● TEXT SHOWN:
================
Surviving crises with smart mental health ideas from Hamburg

Four Hamburg-based startups present apps, online trainers and digital therapeutics at virtual COVID-19 pitch
09 April 2021

Four Hamburg-based startups recently presented digital solutions for dealing with mental stress as part of the COVID-19 pitch at the Gesundheitswirtschaft Hamburg GmbH (GWHH) and the eHealth-Netzwerk Hamburg. This comes against the backdrop of a pandemic now lasting over a year with many a crisis. This dire situation begs the question of how people cope when restricted contacts lead to loneliness, reluctance to depression and restlessness to fear?

HelloBetter - online health training

The "HelloBetter - Get.on Institute for Online Health Training" has come up with training online and mobile phone apps for coping with mental stress. "We offer self-help for all those who have no access to mental health treatment or who do not want to be seen as being 'in treatment' or those bridging long waiting times," said Karolin Mertens, Business Development Manager at HelloBetter. The online training courses are accompanied by trained therapists specialising in depression, stress, anxiety or dealing with chronic pain among many other fields. Backed by the Allianz insurer, HelloBetter holds a free online training course entitled "Calm through the crisis". The eight-week course provides problem-solving strategies for anyone who feels tense, depressed or anxious or is facing unexpected professional or private challenges.

Sympatient presents Invirto app

Invirto offers digital psychotherapy for anxiety disorders. The app relies on exposure training - confrontation therapy - in a virtual environment and auditory accompaniment by therapists. "Using VR goggles, a headset and a mobile phone, Invirto therapy can be done entirely from home and at one's own pace," said Christian Angern, joint founder of Sympatient GmbH. "The goal is to achieve a healthy approach to anxiety, such as agoraphobia (claustrophobia), panic disorders or social phobias." The German Insitiute for Drugs and Medical Devices (BfArM) approved the Invirto app, developed by Sympatient, as a digital health application (DiGA) last December.
================
● EXERCISE PROMPT:
Answer these questions using the article on Hamburg mental health startups, marking each answer with the same number:
1. How many Hamburg-based startups presented at the COVID-19 pitch?
2. How long does the course "Calm through the crisis" run?
3. What position does Christian Angern hold at Sympatient GmbH?
The records are separate material and have no connection to the article on Hamburg mental health startups.

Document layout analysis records
================
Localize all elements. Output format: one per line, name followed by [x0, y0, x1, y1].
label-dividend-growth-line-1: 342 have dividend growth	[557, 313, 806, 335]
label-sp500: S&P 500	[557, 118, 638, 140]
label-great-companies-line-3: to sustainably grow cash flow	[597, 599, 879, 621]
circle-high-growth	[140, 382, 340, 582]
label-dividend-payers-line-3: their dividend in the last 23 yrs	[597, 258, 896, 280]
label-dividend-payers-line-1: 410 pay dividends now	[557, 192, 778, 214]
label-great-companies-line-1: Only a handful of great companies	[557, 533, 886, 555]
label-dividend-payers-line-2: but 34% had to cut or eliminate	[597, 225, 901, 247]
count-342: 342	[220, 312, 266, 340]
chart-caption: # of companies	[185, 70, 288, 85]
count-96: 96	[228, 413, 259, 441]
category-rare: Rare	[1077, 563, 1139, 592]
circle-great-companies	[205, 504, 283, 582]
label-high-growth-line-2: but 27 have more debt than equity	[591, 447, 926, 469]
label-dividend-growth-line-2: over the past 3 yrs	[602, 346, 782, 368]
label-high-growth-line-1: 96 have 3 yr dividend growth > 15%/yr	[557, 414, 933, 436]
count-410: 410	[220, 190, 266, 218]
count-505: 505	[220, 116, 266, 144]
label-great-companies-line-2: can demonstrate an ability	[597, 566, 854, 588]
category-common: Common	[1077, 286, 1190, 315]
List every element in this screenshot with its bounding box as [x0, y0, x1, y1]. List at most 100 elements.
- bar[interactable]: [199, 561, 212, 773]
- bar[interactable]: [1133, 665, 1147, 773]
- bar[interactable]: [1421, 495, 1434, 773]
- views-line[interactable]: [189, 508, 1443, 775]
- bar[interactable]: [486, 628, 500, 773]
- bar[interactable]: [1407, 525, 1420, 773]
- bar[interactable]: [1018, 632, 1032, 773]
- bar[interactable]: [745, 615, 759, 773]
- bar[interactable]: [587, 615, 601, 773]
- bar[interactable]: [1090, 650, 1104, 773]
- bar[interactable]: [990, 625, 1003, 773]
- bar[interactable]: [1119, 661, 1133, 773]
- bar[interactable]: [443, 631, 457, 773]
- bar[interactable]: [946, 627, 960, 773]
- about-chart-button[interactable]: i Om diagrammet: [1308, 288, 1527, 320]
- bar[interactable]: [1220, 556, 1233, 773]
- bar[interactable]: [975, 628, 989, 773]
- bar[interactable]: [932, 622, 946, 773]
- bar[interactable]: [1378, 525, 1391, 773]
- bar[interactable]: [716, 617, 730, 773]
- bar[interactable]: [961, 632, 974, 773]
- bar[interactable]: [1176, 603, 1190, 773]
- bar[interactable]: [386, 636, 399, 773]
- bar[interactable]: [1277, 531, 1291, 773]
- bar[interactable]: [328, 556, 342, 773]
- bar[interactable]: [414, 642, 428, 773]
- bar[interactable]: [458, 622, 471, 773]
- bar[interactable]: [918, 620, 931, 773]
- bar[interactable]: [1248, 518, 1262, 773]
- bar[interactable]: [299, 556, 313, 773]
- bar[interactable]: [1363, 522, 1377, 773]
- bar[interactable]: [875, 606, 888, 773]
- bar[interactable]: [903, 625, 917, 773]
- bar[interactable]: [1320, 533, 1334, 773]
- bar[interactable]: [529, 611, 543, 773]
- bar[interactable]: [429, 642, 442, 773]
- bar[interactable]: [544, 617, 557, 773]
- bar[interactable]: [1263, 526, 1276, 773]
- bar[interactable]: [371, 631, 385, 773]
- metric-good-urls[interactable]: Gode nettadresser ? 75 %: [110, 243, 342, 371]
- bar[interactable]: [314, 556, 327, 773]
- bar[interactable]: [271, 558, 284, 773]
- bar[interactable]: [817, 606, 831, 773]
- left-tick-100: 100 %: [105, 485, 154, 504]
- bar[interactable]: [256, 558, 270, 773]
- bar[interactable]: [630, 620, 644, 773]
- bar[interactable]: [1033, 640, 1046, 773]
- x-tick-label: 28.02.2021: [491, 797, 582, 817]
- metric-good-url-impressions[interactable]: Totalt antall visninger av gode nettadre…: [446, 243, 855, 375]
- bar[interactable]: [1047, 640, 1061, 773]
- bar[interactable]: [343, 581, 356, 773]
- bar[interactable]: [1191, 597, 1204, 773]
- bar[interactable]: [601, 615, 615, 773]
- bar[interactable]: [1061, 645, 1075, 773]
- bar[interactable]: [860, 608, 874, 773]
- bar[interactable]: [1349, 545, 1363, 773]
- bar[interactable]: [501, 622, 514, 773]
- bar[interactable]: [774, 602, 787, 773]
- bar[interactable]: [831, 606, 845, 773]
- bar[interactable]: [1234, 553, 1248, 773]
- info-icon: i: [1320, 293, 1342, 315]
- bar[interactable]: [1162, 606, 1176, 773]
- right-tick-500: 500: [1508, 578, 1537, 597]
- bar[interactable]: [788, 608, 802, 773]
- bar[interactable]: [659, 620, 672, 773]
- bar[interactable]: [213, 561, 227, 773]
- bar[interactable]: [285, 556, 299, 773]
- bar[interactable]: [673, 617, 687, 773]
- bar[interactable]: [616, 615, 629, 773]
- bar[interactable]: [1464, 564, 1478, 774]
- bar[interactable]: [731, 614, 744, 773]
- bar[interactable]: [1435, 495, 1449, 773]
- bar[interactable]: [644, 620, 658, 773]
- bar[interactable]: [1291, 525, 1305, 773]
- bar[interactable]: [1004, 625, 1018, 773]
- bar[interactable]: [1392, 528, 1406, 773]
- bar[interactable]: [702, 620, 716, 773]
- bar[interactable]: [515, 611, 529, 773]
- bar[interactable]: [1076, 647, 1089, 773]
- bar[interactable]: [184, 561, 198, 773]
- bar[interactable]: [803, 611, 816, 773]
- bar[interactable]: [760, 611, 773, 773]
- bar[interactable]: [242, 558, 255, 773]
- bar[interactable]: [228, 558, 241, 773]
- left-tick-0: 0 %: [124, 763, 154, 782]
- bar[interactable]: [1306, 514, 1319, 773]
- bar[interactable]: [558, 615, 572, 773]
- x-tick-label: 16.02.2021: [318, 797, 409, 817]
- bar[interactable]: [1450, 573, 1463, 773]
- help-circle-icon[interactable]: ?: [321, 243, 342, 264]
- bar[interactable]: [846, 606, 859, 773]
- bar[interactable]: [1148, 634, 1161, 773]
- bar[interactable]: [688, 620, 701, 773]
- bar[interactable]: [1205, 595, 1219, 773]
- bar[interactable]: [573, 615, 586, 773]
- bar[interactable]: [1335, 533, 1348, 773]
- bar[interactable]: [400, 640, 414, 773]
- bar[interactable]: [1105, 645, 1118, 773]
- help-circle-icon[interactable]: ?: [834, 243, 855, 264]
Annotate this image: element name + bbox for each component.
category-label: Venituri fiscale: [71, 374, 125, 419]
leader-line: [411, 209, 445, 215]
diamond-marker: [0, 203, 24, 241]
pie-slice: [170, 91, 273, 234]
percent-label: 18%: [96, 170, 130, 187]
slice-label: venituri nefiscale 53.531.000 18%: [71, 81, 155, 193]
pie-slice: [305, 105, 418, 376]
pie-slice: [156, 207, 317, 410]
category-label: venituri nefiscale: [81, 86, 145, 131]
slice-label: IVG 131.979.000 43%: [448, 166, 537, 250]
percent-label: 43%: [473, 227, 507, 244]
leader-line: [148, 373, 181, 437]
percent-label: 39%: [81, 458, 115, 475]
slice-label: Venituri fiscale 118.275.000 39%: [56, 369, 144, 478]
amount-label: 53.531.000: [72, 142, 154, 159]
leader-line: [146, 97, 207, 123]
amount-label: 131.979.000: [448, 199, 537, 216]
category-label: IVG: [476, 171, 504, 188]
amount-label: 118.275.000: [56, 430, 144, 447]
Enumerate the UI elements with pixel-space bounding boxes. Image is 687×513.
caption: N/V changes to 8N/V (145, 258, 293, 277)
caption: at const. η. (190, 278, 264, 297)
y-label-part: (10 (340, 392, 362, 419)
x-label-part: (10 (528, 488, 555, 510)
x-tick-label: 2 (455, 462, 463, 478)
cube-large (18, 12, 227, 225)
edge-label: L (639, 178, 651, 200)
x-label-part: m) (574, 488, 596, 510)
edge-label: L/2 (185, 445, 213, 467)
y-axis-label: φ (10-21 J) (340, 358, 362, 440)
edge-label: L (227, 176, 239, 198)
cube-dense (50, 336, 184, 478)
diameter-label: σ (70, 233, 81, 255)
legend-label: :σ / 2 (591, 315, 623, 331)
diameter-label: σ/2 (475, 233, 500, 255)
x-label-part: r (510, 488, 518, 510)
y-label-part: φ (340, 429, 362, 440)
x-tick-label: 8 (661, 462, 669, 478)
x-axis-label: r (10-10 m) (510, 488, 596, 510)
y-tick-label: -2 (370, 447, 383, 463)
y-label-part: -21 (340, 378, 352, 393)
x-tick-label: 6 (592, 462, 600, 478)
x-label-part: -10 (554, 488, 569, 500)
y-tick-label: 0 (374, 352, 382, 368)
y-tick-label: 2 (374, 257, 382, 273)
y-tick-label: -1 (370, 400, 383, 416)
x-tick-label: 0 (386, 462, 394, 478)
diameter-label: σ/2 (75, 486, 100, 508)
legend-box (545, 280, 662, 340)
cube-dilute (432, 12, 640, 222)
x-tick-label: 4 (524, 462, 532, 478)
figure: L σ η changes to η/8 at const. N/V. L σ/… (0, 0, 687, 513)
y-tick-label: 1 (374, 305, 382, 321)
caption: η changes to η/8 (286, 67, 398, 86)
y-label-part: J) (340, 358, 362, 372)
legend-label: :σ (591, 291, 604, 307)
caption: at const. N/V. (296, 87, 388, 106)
================
● ANSWER TO THIS EXERCISE:
1. Four.
2. Eight weeks.
3. He is a joint founder.